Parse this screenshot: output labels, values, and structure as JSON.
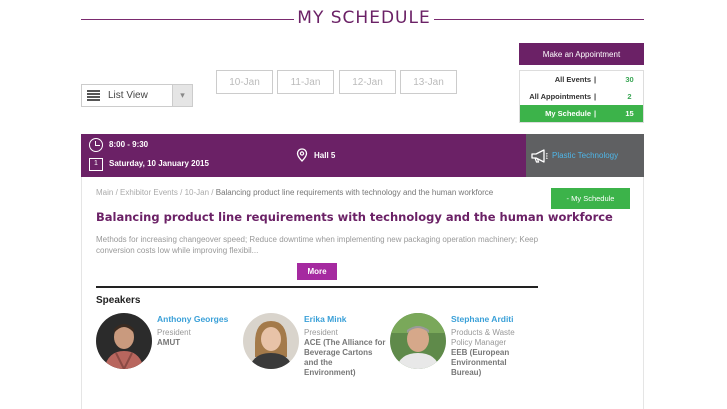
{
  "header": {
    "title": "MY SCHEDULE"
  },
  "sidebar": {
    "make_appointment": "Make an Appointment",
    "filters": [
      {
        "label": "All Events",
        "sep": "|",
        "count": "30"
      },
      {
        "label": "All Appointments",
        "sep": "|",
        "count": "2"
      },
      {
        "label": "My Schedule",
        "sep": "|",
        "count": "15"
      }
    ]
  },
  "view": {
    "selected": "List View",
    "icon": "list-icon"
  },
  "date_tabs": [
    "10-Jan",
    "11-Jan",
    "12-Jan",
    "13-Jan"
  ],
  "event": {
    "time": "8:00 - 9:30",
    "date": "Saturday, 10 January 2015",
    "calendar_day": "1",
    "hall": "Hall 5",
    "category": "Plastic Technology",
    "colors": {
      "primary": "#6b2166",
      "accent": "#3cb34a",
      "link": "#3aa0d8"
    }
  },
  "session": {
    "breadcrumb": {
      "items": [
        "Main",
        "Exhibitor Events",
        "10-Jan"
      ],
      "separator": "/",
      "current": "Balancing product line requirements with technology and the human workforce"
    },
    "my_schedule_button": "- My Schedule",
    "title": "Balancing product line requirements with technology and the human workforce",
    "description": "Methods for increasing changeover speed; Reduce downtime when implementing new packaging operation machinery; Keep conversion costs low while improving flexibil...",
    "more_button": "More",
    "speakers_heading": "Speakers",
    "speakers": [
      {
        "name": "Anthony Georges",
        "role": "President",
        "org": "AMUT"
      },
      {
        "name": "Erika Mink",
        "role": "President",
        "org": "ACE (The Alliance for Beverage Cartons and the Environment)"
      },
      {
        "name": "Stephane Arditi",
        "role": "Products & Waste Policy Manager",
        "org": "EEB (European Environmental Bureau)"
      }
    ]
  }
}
________________
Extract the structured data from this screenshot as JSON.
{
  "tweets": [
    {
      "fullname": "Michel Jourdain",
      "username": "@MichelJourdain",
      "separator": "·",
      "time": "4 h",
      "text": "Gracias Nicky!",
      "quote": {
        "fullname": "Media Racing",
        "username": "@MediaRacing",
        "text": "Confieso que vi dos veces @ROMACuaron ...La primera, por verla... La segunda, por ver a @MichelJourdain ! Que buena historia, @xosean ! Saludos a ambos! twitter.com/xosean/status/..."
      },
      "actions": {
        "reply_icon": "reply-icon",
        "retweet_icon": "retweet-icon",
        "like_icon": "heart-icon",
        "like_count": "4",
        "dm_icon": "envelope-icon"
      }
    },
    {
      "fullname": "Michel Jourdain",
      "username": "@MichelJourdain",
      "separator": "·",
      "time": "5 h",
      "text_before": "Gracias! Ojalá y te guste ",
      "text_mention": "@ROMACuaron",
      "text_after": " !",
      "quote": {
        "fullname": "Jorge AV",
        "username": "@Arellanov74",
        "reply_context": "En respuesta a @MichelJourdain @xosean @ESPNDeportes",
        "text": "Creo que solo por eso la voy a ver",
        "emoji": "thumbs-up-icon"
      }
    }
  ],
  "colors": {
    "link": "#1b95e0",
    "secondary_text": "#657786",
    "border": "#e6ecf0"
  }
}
________________
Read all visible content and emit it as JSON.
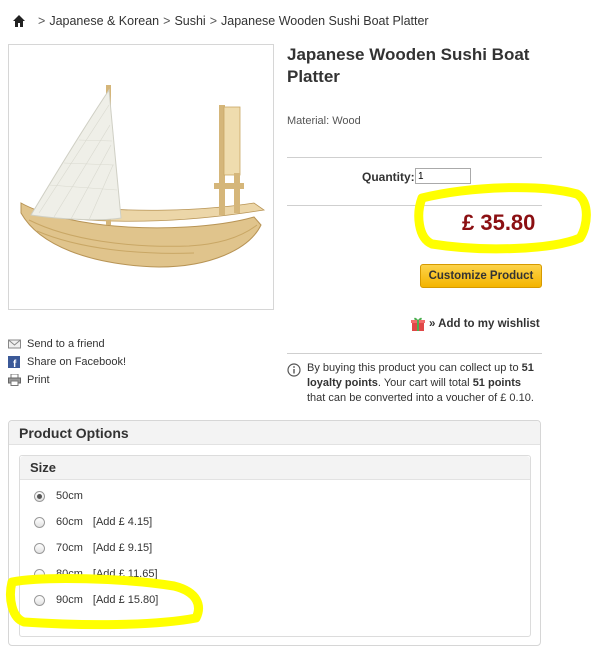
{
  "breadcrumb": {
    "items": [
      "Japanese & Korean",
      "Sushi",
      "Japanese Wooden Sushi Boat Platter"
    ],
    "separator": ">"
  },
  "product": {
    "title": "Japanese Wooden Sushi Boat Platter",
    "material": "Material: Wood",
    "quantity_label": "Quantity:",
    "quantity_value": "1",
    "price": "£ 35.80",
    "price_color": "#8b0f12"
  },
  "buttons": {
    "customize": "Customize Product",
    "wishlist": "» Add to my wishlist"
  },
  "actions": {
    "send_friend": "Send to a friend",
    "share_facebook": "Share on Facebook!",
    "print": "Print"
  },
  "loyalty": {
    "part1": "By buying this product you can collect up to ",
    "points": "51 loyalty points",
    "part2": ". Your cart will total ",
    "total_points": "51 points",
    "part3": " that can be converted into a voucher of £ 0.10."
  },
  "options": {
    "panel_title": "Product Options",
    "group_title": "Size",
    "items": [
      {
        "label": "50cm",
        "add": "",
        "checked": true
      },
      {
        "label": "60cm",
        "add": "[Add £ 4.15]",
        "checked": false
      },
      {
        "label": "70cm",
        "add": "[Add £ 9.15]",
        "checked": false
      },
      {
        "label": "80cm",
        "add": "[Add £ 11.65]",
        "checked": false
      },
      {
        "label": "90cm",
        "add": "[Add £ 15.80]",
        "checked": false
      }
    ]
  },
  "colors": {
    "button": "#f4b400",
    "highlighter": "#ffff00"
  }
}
________________
### Challenge
Return each line with "MichelJourdain".

### Complete output
      "username": "@MichelJourdain",
        "text": "Confieso que vi dos veces @ROMACuaron ...La primera, por verla... La segunda, por ver a @MichelJourdain ! Que buena historia, @xosean ! Saludos a ambos! twitter.com/xosean/status/..."
      "username": "@MichelJourdain",
        "reply_context": "En respuesta a @MichelJourdain @xosean @ESPNDeportes",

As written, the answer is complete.